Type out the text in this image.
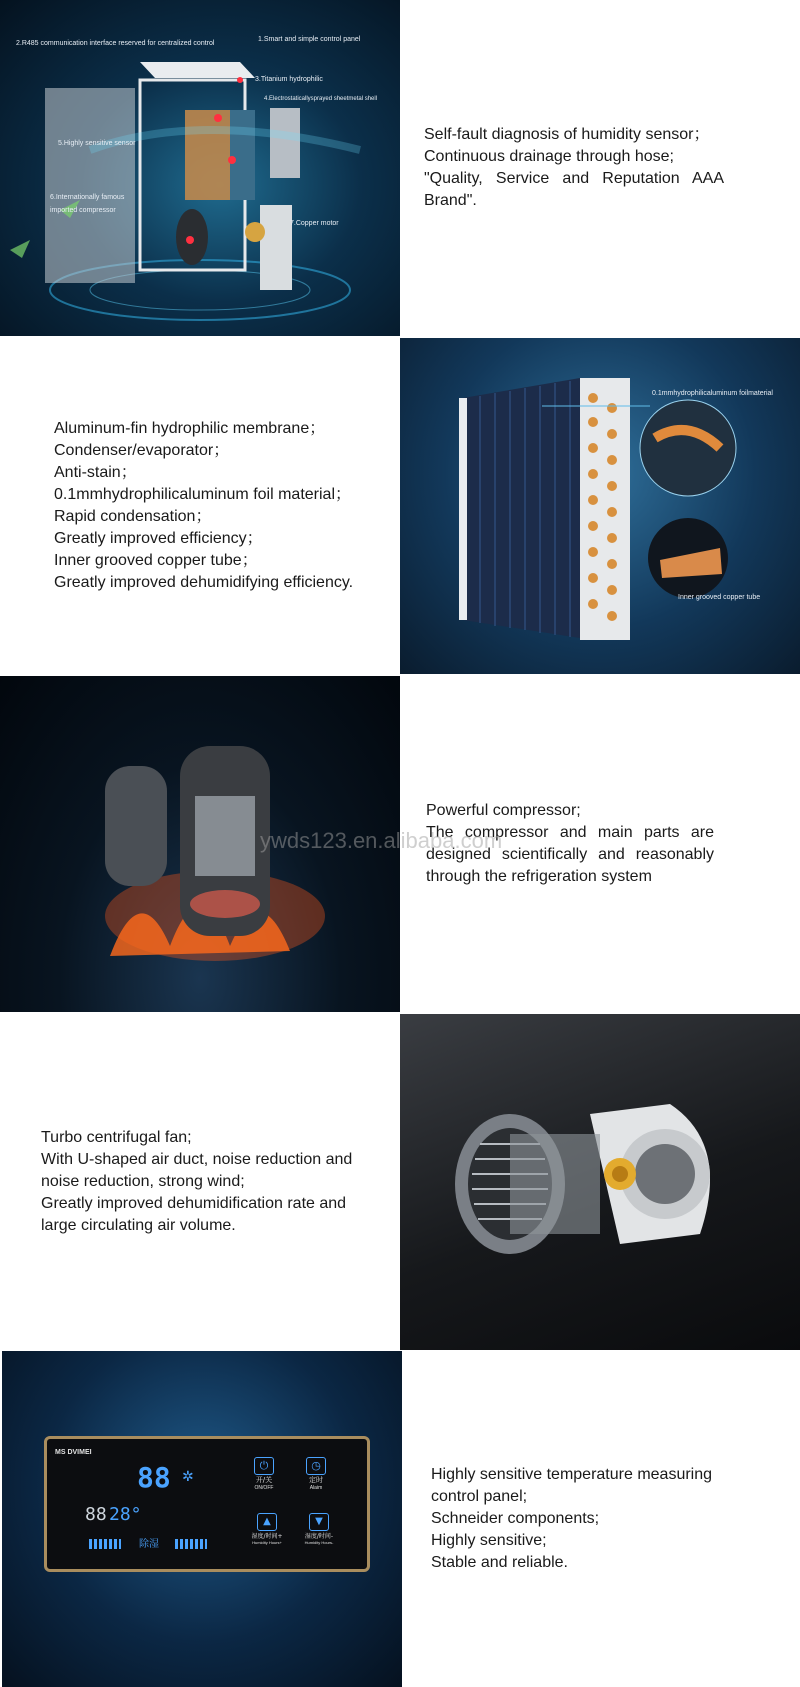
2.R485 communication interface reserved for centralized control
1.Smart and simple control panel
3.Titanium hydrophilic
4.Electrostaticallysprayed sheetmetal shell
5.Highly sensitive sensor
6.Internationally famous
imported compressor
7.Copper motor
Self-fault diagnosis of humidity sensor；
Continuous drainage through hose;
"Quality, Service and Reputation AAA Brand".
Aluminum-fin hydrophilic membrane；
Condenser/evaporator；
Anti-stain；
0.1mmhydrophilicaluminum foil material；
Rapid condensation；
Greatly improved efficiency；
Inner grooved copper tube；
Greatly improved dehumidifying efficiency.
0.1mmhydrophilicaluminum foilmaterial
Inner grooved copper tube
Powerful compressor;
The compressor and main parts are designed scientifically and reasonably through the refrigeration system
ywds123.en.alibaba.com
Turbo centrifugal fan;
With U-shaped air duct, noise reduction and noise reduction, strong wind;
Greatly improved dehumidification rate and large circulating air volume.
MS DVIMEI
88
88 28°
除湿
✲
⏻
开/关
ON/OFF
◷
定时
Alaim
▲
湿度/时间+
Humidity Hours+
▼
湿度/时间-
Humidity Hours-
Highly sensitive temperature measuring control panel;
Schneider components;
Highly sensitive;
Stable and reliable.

- - -

Each record above must be returned exactly as written, with its pictures omitted.

• Task solution:
Type out the text in this image.
2.R485 communication interface reserved for centralized control
1.Smart and simple control panel
3.Titanium hydrophilic
4.Electrostaticallysprayed sheetmetal shell
5.Highly sensitive sensor
6.Internationally famous
imported compressor
7.Copper motor
Self-fault diagnosis of humidity sensor；
Continuous drainage through hose;
"Quality, Service and Reputation AAA Brand".
Aluminum-fin hydrophilic membrane；
Condenser/evaporator；
Anti-stain；
0.1mmhydrophilicaluminum foil material；
Rapid condensation；
Greatly improved efficiency；
Inner grooved copper tube；
Greatly improved dehumidifying efficiency.
0.1mmhydrophilicaluminum foilmaterial
Inner grooved copper tube
Powerful compressor;
The compressor and main parts are designed scientifically and reasonably through the refrigeration system
ywds123.en.alibaba.com
Turbo centrifugal fan;
With U-shaped air duct, noise reduction and noise reduction, strong wind;
Greatly improved dehumidification rate and large circulating air volume.
MS DVIMEI
88
88 28°
除湿
✲
⏻
开/关
ON/OFF
◷
定时
Alaim
▲
湿度/时间+
Humidity Hours+
▼
湿度/时间-
Humidity Hours-
Highly sensitive temperature measuring control panel;
Schneider components;
Highly sensitive;
Stable and reliable.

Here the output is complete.